■ **Brief**:
Copy each line that holds "title".

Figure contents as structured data
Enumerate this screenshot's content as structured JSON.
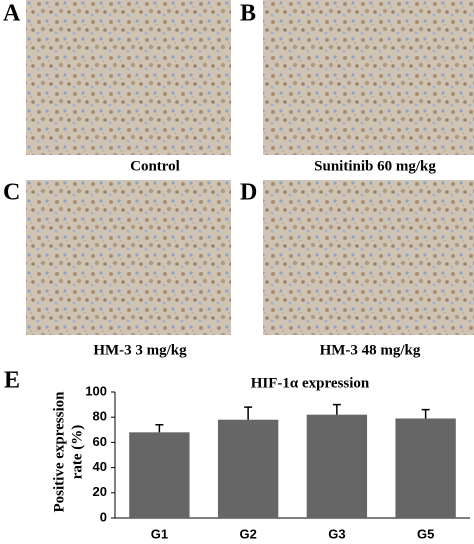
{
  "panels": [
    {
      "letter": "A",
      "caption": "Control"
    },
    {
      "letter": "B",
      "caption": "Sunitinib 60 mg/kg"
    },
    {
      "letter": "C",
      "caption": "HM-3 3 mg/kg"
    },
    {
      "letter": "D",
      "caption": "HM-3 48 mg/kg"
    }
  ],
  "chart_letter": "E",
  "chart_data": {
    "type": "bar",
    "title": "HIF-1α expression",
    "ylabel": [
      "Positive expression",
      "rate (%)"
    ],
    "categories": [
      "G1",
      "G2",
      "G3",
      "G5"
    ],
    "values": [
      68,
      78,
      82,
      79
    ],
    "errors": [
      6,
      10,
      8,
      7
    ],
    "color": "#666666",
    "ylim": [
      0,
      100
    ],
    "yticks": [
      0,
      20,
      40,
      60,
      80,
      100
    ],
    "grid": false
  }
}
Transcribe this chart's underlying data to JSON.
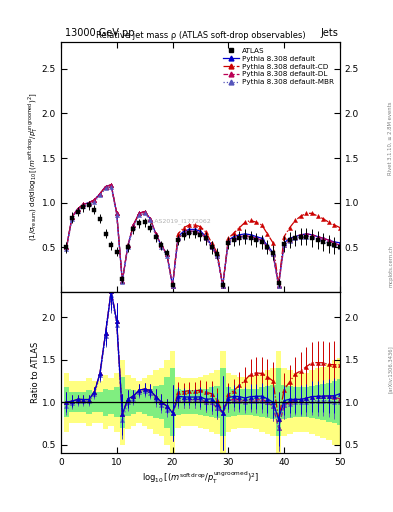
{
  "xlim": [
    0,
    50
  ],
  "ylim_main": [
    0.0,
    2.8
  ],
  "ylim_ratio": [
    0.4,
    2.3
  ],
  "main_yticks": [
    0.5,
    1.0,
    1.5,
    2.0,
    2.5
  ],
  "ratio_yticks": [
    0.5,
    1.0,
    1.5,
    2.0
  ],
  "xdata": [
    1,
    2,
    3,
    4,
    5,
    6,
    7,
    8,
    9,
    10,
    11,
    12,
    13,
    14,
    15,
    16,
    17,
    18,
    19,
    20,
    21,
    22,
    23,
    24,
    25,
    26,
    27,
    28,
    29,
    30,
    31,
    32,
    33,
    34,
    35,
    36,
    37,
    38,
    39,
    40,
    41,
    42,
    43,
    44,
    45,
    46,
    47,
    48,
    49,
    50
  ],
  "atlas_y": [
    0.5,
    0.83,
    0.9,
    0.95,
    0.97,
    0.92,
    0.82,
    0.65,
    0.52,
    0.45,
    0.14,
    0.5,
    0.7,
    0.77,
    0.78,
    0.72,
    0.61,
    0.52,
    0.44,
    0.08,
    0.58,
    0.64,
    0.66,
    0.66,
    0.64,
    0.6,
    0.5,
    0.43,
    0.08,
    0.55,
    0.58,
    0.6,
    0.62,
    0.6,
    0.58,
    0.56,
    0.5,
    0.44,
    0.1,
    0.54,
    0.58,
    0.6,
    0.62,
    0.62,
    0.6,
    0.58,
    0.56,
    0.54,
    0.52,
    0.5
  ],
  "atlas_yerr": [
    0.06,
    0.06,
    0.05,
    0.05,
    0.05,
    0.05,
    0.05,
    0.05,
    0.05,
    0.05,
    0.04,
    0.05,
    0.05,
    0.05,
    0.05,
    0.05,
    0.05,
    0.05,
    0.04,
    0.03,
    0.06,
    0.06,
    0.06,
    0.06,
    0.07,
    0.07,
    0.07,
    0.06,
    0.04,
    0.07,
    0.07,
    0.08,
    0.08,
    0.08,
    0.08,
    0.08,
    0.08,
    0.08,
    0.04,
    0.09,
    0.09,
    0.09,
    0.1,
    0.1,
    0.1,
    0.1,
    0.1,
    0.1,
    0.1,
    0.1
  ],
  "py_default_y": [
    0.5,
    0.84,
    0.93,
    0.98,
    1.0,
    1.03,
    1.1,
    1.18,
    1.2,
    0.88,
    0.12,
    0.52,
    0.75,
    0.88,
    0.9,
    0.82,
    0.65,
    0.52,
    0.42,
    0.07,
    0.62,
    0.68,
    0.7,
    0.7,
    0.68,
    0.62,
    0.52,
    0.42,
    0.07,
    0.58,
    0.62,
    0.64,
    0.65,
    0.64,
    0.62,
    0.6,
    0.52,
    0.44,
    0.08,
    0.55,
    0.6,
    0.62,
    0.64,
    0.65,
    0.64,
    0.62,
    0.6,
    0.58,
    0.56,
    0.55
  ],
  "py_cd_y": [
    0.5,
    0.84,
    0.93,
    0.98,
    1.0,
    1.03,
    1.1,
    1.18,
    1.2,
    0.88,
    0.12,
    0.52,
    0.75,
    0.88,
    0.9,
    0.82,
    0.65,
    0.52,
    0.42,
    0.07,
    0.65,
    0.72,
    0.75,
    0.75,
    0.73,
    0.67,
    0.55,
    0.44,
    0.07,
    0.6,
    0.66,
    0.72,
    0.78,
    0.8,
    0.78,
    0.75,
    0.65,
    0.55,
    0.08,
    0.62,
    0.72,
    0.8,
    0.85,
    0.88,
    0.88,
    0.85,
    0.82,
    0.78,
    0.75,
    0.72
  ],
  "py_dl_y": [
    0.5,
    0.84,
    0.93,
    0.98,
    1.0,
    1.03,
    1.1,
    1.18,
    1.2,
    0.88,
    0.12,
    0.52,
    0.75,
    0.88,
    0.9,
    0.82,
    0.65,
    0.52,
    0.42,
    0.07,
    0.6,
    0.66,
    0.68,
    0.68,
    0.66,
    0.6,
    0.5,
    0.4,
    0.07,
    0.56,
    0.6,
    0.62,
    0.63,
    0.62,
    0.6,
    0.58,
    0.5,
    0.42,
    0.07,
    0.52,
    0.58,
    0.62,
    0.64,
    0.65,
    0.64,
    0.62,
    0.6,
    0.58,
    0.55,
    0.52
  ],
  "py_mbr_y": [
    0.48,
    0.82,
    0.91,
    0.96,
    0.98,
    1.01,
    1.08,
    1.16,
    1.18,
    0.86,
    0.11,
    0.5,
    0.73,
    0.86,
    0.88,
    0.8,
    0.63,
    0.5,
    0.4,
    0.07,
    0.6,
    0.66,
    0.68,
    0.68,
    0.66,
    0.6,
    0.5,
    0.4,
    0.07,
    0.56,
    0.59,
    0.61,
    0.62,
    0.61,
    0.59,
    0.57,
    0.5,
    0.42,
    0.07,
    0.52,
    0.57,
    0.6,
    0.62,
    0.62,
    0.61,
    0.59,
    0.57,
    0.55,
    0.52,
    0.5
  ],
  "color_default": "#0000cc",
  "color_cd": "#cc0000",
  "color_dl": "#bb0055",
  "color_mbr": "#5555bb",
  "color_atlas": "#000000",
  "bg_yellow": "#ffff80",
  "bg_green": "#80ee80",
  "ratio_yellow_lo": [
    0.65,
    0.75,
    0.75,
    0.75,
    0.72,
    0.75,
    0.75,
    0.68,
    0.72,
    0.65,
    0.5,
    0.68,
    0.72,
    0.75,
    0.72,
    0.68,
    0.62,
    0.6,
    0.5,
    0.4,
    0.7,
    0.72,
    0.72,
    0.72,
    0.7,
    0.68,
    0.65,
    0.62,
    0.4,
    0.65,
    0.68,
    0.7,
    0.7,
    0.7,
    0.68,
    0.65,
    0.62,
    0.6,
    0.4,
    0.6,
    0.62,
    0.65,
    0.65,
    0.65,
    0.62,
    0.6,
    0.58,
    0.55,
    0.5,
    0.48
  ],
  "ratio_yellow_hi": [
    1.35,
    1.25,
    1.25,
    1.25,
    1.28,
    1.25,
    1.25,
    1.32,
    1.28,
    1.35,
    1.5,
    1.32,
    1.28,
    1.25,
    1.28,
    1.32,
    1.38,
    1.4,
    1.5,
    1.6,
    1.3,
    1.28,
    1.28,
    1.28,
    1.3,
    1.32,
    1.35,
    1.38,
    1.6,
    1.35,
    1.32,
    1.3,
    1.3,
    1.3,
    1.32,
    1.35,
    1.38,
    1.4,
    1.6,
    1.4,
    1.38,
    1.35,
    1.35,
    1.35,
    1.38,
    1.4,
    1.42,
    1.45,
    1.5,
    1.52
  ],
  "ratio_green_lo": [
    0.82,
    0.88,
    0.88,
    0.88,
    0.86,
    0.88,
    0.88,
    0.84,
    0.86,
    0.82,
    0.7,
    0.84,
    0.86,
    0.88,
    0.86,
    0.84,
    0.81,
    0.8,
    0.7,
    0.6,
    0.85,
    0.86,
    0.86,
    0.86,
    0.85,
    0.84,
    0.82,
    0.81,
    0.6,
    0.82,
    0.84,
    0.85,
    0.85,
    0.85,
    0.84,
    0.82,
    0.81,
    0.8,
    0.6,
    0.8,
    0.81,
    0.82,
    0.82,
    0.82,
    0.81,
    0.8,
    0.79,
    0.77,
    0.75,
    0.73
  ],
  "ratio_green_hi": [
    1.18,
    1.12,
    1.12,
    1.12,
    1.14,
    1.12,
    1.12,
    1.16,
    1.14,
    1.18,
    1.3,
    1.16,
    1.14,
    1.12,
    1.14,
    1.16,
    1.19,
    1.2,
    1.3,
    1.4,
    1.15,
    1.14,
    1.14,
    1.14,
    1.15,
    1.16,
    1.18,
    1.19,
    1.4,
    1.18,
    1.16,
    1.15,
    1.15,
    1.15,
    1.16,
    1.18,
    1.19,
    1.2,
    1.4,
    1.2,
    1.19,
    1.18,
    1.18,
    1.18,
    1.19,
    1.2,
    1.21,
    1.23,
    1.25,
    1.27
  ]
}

* * *

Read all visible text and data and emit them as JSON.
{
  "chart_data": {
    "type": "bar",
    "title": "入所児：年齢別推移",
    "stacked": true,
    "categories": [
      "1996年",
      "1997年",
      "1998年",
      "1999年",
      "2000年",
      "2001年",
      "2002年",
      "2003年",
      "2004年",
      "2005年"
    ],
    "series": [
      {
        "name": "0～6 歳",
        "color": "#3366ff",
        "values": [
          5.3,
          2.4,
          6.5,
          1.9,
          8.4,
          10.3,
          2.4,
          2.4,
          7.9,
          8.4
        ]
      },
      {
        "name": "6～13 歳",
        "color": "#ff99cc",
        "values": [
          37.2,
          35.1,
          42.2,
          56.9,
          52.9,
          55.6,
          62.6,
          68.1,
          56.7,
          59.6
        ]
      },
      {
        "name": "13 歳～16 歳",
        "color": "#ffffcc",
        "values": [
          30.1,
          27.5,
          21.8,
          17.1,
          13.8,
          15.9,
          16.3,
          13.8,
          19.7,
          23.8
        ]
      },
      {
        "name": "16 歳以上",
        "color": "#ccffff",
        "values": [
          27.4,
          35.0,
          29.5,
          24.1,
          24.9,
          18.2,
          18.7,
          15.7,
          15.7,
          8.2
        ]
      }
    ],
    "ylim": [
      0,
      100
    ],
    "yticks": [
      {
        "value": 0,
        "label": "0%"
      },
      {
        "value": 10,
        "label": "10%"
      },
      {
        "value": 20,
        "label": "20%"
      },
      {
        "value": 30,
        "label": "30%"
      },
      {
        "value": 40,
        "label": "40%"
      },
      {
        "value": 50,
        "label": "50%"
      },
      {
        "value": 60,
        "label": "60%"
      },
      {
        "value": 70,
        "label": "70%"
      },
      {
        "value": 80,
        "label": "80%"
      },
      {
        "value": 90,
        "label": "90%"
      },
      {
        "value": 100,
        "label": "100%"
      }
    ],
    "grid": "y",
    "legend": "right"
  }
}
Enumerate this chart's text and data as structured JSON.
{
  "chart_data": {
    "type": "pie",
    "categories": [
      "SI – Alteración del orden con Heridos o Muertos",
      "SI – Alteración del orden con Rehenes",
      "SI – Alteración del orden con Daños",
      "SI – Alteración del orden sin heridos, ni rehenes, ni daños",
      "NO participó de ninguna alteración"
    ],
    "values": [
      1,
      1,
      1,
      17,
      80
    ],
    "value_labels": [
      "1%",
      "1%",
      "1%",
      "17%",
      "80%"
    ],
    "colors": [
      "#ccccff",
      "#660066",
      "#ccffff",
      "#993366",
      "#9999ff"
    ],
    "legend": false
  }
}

■ **The output**:
    "title": "HIF-1α expression",
    "title": "入所児：年齢別推移",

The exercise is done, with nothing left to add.